(Records for this task)
───

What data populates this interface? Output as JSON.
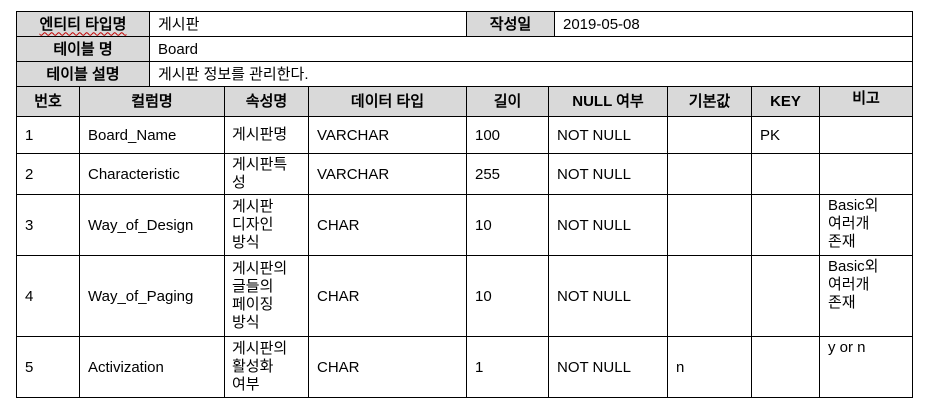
{
  "meta": {
    "entity_type_label": "엔티티 타입명",
    "entity_type_value": "게시판",
    "created_label": "작성일",
    "created_value": "2019-05-08",
    "table_name_label": "테이블 명",
    "table_name_value": "Board",
    "table_desc_label": "테이블 설명",
    "table_desc_value": "게시판 정보를 관리한다."
  },
  "columns": [
    "번호",
    "컬럼명",
    "속성명",
    "데이터 타입",
    "길이",
    "NULL 여부",
    "기본값",
    "KEY",
    "비고"
  ],
  "rows": [
    {
      "no": "1",
      "column": "Board_Name",
      "attr": "게시판명",
      "type": "VARCHAR",
      "length": "100",
      "nullable": "NOT NULL",
      "default": "",
      "key": "PK",
      "note": ""
    },
    {
      "no": "2",
      "column": "Characteristic",
      "attr": "게시판특\n성",
      "type": "VARCHAR",
      "length": "255",
      "nullable": "NOT NULL",
      "default": "",
      "key": "",
      "note": ""
    },
    {
      "no": "3",
      "column": "Way_of_Design",
      "attr": "게시판\n디자인\n방식",
      "type": "CHAR",
      "length": "10",
      "nullable": "NOT NULL",
      "default": "",
      "key": "",
      "note": "Basic외\n여러개\n존재"
    },
    {
      "no": "4",
      "column": "Way_of_Paging",
      "attr": "게시판의\n글들의\n페이징\n방식",
      "type": "CHAR",
      "length": "10",
      "nullable": "NOT NULL",
      "default": "",
      "key": "",
      "note": "Basic외\n여러개\n존재"
    },
    {
      "no": "5",
      "column": "Activization",
      "attr": "게시판의\n활성화\n여부",
      "type": "CHAR",
      "length": "1",
      "nullable": "NOT NULL",
      "default": "n",
      "key": "",
      "note": "y or n"
    }
  ]
}
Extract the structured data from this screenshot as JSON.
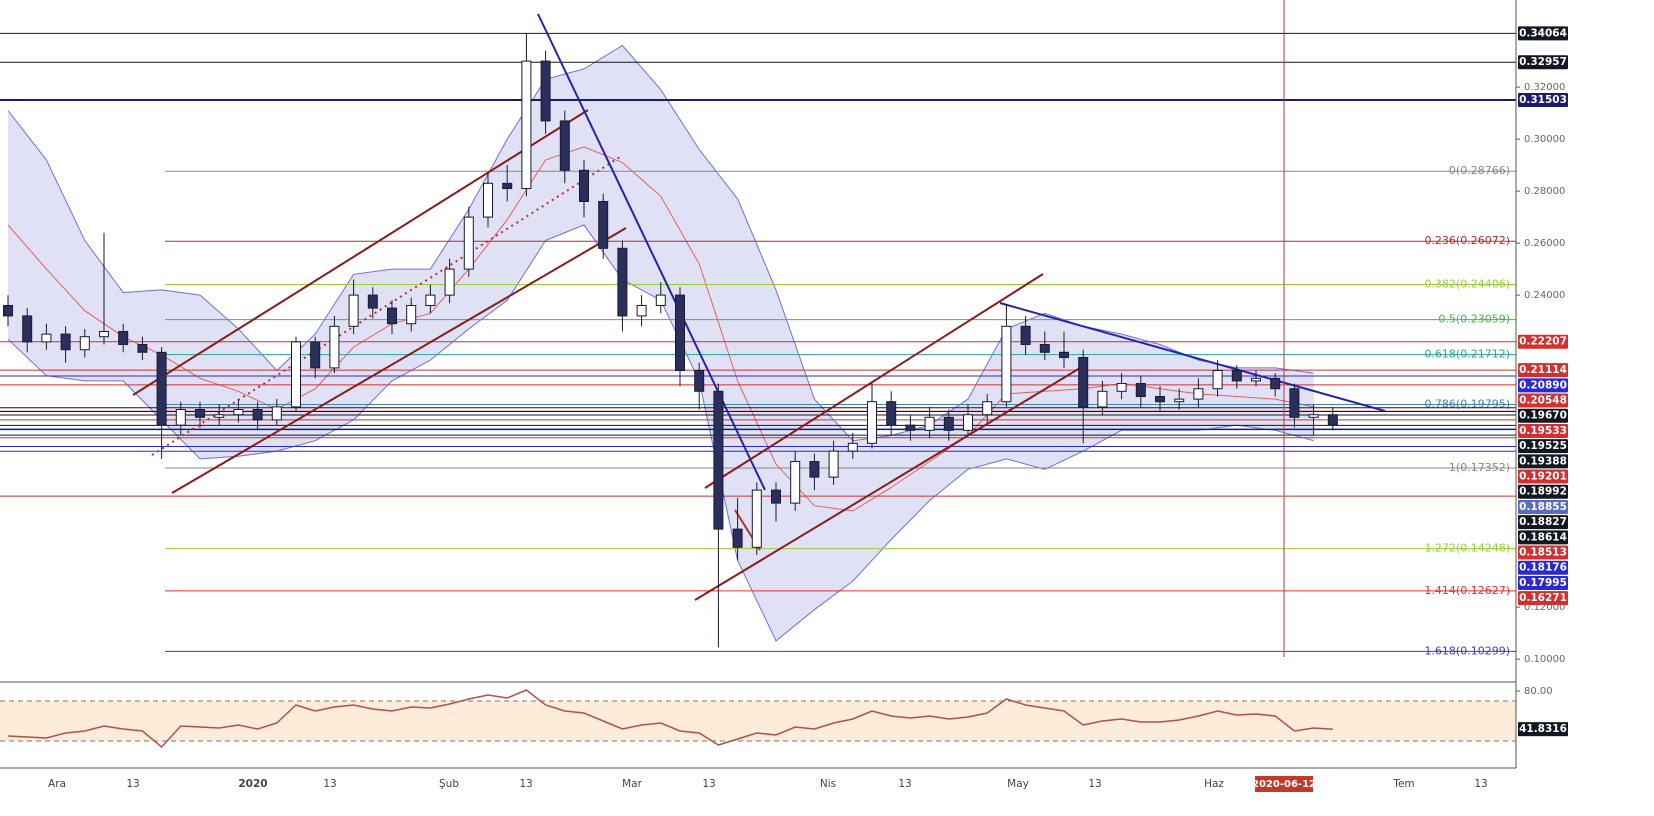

───

(Challenge) Omit pictures; set down the rest of the material word for word.

(Result)
What data populates this interface? Output as JSON.
{
  "meta": {
    "entity_type_label": "엔티티 타입명",
    "entity_type_value": "게시판",
    "created_label": "작성일",
    "created_value": "2019-05-08",
    "table_name_label": "테이블 명",
    "table_name_value": "Board",
    "table_desc_label": "테이블 설명",
    "table_desc_value": "게시판 정보를 관리한다."
  },
  "columns": [
    "번호",
    "컬럼명",
    "속성명",
    "데이터 타입",
    "길이",
    "NULL 여부",
    "기본값",
    "KEY",
    "비고"
  ],
  "rows": [
    {
      "no": "1",
      "column": "Board_Name",
      "attr": "게시판명",
      "type": "VARCHAR",
      "length": "100",
      "nullable": "NOT NULL",
      "default": "",
      "key": "PK",
      "note": ""
    },
    {
      "no": "2",
      "column": "Characteristic",
      "attr": "게시판특\n성",
      "type": "VARCHAR",
      "length": "255",
      "nullable": "NOT NULL",
      "default": "",
      "key": "",
      "note": ""
    },
    {
      "no": "3",
      "column": "Way_of_Design",
      "attr": "게시판\n디자인\n방식",
      "type": "CHAR",
      "length": "10",
      "nullable": "NOT NULL",
      "default": "",
      "key": "",
      "note": "Basic외\n여러개\n존재"
    },
    {
      "no": "4",
      "column": "Way_of_Paging",
      "attr": "게시판의\n글들의\n페이징\n방식",
      "type": "CHAR",
      "length": "10",
      "nullable": "NOT NULL",
      "default": "",
      "key": "",
      "note": "Basic외\n여러개\n존재"
    },
    {
      "no": "5",
      "column": "Activization",
      "attr": "게시판의\n활성화\n여부",
      "type": "CHAR",
      "length": "1",
      "nullable": "NOT NULL",
      "default": "n",
      "key": "",
      "note": "y or n"
    }
  ]
}
Extract the structured data from this screenshot as JSON.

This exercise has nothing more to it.